▸ **Given entries**
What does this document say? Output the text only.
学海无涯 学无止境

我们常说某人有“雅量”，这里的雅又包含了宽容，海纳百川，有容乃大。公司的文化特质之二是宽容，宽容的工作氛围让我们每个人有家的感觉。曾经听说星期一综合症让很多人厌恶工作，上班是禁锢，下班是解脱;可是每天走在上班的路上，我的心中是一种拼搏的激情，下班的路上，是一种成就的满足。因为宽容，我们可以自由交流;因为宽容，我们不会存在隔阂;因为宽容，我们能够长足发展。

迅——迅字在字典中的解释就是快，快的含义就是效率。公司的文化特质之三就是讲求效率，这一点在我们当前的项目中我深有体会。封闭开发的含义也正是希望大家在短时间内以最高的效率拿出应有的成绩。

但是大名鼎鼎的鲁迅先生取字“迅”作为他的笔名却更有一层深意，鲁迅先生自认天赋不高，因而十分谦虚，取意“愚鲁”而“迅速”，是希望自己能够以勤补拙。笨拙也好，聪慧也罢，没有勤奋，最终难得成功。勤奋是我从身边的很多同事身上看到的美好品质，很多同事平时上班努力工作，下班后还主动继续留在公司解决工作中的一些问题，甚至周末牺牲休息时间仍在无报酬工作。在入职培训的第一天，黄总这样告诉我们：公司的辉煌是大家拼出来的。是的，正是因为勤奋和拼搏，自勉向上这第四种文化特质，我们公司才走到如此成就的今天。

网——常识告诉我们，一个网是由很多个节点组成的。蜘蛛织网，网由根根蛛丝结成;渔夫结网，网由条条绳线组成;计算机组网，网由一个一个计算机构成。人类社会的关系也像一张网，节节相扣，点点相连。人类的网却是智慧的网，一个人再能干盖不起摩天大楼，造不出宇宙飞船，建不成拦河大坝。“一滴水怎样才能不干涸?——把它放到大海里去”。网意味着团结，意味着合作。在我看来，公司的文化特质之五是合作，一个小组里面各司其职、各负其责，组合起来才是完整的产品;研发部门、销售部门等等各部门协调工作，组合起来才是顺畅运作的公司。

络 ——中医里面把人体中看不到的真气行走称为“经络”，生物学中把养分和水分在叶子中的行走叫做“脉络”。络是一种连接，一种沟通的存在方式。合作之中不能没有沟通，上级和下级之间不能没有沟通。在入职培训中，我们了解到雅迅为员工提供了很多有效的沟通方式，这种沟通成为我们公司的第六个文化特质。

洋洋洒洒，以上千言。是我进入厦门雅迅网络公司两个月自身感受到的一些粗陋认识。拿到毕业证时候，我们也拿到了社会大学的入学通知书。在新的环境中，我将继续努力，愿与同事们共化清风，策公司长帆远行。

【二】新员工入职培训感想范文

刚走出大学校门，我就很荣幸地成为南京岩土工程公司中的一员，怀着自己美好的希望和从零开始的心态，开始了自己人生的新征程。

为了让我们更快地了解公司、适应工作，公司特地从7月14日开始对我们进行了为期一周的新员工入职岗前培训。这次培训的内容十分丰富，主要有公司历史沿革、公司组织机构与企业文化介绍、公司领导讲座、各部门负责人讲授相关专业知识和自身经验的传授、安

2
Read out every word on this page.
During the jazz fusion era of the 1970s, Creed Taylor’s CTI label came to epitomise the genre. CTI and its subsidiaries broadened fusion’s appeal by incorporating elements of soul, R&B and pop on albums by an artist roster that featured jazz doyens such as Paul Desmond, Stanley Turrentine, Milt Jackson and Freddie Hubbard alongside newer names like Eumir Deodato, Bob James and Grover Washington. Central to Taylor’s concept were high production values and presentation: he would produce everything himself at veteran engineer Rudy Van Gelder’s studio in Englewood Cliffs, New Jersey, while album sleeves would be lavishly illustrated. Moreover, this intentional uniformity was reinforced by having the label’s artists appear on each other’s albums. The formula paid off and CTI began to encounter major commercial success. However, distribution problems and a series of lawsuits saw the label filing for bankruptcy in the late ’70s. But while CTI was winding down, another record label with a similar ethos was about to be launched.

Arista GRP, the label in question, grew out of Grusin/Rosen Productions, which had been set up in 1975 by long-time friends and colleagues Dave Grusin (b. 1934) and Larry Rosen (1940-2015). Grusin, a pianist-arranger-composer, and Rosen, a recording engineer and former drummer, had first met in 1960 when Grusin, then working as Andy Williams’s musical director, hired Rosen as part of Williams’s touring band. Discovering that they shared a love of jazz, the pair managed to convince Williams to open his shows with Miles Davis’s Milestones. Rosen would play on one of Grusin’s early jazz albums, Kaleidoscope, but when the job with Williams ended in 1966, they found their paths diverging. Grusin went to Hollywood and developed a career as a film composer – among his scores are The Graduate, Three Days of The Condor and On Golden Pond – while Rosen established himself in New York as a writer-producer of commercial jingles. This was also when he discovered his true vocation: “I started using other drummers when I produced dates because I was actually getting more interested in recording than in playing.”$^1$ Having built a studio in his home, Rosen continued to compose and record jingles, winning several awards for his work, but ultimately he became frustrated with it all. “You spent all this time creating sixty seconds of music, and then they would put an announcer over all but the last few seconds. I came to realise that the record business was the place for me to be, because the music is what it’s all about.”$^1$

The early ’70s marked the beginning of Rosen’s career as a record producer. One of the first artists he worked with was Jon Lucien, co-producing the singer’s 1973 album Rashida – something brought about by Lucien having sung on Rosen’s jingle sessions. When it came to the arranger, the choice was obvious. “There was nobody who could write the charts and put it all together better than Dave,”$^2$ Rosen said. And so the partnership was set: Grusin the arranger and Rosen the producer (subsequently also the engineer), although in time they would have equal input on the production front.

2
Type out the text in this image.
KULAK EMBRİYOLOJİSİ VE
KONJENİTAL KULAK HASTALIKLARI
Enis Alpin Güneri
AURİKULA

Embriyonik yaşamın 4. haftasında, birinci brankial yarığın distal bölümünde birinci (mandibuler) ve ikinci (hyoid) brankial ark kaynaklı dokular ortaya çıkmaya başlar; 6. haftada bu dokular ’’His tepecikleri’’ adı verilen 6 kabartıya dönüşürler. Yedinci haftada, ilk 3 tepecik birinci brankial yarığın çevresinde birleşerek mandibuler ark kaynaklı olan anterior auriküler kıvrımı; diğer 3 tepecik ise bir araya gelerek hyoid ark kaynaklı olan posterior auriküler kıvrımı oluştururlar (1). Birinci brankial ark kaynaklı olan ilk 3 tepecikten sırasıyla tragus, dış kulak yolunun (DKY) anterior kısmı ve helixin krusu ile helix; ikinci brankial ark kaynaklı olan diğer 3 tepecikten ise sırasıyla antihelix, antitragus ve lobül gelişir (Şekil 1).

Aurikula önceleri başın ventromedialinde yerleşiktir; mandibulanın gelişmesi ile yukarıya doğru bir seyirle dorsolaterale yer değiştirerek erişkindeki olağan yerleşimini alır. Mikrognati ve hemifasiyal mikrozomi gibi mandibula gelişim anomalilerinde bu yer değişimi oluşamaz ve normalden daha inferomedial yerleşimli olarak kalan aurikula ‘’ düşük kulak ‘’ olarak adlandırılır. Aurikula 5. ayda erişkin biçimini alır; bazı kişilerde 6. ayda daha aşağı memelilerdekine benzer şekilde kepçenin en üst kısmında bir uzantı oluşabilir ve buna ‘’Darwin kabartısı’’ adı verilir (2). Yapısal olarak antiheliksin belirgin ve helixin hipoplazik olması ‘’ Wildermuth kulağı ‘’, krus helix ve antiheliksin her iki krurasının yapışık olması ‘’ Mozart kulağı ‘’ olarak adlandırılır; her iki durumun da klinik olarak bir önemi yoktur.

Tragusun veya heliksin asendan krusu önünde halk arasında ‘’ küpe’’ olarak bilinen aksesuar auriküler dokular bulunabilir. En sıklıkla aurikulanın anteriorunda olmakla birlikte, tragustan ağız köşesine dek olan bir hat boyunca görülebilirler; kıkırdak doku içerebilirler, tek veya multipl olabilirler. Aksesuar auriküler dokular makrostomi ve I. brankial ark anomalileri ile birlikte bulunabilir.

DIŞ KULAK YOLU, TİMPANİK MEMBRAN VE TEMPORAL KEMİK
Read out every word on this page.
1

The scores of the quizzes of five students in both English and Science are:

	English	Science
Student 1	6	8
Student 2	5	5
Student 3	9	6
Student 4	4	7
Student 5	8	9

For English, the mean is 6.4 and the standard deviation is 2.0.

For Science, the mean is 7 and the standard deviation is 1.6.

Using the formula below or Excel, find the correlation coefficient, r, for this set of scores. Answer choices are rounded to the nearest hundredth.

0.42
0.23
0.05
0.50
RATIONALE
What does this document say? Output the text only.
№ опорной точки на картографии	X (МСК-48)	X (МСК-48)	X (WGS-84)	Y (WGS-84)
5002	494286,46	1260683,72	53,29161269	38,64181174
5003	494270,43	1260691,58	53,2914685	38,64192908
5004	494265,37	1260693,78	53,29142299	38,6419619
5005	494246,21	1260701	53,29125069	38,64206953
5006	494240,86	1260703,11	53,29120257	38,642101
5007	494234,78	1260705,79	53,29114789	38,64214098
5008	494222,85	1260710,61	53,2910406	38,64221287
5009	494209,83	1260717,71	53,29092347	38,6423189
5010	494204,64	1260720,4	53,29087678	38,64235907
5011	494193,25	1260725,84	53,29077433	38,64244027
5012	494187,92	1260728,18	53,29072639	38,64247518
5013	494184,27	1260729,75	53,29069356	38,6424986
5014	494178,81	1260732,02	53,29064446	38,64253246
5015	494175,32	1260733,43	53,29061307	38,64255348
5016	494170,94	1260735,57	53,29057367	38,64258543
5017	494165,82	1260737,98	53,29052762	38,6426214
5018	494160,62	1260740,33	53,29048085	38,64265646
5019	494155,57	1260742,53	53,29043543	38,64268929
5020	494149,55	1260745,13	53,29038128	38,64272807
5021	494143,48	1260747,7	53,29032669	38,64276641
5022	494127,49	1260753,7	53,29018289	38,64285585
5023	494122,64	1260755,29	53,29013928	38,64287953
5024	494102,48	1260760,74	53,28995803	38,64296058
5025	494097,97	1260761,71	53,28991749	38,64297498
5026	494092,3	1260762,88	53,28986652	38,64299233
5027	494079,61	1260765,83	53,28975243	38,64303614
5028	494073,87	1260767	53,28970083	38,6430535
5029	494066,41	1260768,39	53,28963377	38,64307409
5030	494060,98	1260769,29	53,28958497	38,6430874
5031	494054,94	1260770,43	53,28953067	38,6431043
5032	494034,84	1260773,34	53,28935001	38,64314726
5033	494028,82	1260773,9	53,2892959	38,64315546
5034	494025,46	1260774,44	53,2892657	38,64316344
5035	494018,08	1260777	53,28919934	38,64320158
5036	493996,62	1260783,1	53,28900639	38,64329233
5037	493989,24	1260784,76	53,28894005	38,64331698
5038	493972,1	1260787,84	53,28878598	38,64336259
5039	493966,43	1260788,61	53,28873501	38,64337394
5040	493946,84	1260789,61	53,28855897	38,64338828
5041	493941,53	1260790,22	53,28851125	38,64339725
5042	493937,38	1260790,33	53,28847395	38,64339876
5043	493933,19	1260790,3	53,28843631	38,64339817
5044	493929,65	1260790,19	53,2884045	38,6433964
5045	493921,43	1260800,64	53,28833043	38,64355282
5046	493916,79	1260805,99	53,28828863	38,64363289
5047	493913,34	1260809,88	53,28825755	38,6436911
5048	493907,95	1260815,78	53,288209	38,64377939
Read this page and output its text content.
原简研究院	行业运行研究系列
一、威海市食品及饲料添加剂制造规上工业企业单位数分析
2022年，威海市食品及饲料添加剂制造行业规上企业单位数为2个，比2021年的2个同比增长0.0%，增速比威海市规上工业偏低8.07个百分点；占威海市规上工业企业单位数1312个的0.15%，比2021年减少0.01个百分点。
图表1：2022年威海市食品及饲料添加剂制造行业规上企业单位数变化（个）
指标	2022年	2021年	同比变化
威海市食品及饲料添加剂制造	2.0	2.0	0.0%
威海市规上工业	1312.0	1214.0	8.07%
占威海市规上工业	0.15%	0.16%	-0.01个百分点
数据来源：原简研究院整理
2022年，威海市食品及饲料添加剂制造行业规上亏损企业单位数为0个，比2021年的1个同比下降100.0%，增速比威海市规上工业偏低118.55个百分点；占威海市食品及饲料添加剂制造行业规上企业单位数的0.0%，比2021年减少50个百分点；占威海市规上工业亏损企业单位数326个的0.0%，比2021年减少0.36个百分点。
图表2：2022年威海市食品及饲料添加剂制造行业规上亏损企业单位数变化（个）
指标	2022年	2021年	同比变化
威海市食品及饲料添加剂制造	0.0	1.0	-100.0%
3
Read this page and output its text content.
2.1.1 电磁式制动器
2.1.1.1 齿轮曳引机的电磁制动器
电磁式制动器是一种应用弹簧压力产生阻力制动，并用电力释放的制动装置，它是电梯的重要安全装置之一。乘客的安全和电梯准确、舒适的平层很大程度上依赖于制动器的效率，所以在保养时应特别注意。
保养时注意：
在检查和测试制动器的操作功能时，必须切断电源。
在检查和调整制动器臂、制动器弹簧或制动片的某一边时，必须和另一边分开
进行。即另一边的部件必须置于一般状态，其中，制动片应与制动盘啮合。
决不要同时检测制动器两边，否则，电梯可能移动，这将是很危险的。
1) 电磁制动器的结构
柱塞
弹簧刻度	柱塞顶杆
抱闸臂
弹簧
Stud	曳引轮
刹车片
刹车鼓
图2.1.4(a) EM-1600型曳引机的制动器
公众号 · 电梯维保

▸ **What the exercise asks**
Find every line in the records above that holds the word "auriküler", and copy each one.

▸ **The output**
Embriyonik yaşamın 4. haftasında, birinci brankial yarığın distal bölümünde birinci (mandibuler) ve ikinci (hyoid) brankial ark kaynaklı dokular ortaya çıkmaya başlar; 6. haftada bu dokular ’’His tepecikleri’’ adı verilen 6 kabartıya dönüşürler. Yedinci haftada, ilk 3 tepecik birinci brankial yarığın çevresinde birleşerek mandibuler ark kaynaklı olan anterior auriküler kıvrımı; diğer 3 tepecik ise bir araya gelerek hyoid ark kaynaklı olan posterior auriküler kıvrımı oluştururlar (1). Birinci brankial ark kaynaklı olan ilk 3 tepecikten sırasıyla tragus, dış kulak yolunun (DKY) anterior kısmı ve helixin krusu ile helix; ikinci brankial ark kaynaklı olan diğer 3 tepecikten ise sırasıyla antihelix, antitragus ve lobül gelişir (Şekil 1).
Tragusun veya heliksin asendan krusu önünde halk arasında ‘’ küpe’’ olarak bilinen aksesuar auriküler dokular bulunabilir. En sıklıkla aurikulanın anteriorunda olmakla birlikte, tragustan ağız köşesine dek olan bir hat boyunca görülebilirler; kıkırdak doku içerebilirler, tek veya multipl olabilirler. Aksesuar auriküler dokular makrostomi ve I. brankial ark anomalileri ile birlikte bulunabilir.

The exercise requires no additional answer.